What you are asked to do | Copy every line that mentions the word "this".

Provided records |
•••

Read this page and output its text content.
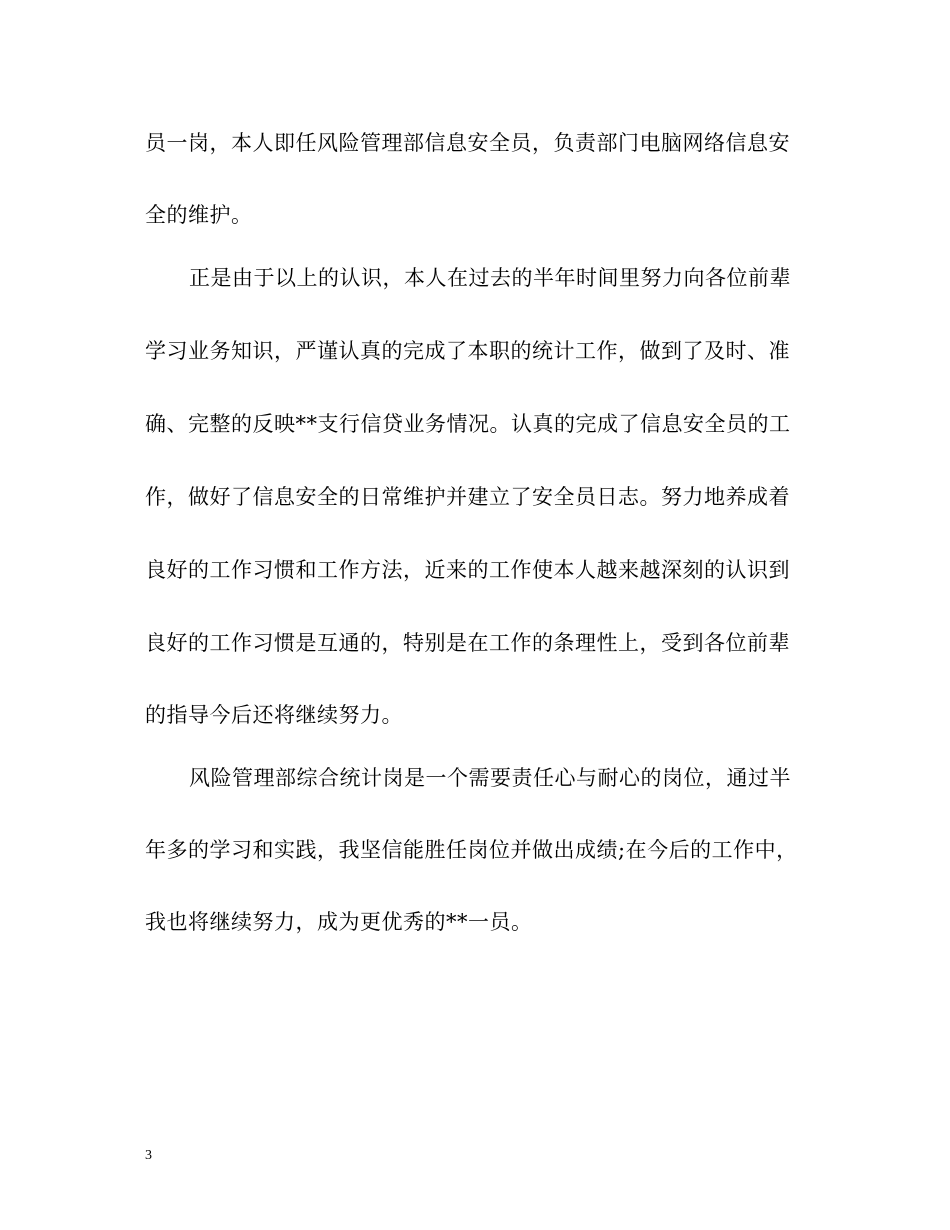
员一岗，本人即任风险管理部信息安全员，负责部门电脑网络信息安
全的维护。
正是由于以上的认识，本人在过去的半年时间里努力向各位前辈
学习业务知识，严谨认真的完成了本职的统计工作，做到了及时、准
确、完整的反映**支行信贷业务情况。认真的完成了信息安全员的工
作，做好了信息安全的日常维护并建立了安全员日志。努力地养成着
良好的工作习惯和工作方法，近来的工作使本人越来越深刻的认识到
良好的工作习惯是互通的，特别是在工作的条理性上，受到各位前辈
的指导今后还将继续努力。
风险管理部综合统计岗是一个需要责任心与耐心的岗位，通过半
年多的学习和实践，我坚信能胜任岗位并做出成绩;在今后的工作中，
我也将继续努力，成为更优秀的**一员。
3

•••

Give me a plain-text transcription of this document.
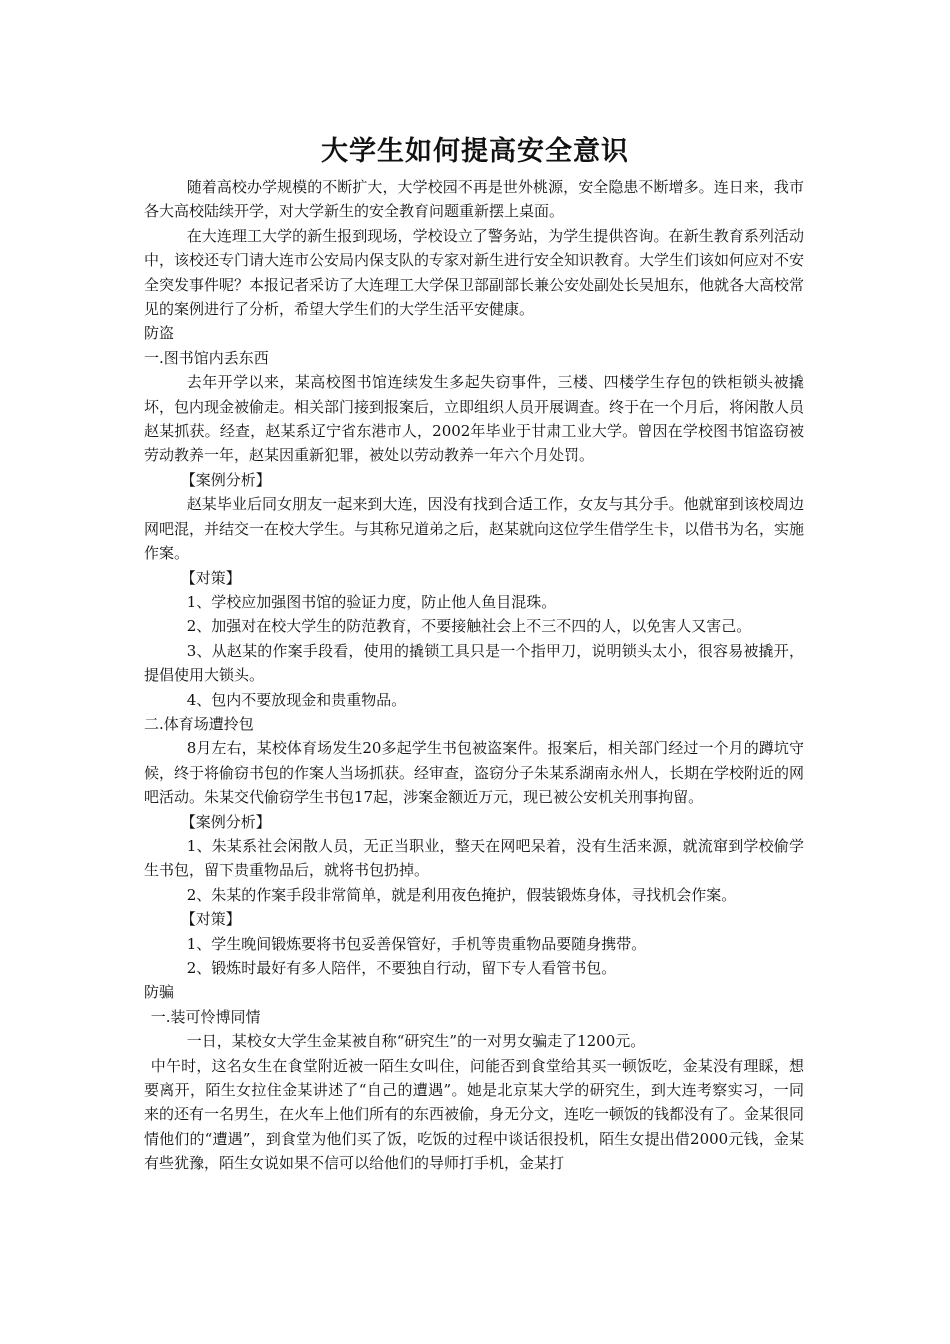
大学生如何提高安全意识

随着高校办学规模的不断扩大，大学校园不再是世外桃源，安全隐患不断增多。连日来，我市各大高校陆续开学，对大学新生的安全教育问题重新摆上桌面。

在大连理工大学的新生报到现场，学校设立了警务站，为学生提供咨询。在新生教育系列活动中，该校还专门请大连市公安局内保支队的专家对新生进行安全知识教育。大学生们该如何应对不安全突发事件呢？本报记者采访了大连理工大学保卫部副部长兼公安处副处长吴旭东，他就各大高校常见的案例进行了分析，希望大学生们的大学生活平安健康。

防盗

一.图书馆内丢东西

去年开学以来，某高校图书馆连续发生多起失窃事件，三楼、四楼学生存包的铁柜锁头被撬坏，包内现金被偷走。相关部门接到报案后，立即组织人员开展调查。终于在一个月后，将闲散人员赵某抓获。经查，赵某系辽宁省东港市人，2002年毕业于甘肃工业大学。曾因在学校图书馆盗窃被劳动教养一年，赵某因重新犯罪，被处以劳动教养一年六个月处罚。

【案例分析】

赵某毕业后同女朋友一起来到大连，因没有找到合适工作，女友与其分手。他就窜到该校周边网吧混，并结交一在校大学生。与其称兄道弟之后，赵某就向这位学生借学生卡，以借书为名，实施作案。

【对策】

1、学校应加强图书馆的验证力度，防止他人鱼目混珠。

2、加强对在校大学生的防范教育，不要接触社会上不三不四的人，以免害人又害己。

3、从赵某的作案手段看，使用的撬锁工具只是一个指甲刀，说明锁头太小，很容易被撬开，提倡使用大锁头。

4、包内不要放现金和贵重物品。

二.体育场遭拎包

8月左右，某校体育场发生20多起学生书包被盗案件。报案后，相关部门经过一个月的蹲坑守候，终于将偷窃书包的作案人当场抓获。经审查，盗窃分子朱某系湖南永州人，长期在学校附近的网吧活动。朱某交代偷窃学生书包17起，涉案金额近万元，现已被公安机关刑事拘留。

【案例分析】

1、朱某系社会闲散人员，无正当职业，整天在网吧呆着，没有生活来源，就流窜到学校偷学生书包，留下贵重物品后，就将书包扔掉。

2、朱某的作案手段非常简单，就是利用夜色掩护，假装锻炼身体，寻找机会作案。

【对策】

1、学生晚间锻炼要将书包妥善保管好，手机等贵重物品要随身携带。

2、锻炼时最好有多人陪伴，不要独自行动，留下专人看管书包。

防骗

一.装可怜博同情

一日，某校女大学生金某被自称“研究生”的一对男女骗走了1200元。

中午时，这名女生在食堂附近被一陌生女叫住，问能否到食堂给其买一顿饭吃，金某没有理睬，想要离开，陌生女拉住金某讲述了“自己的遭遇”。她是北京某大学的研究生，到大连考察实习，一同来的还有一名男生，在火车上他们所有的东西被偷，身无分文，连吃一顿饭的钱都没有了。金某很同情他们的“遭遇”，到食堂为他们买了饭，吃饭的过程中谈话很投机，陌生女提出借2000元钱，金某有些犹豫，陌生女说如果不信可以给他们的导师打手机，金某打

•••

The answer |
Read this page and output its text content.
Give me a plain-text transcription of this document.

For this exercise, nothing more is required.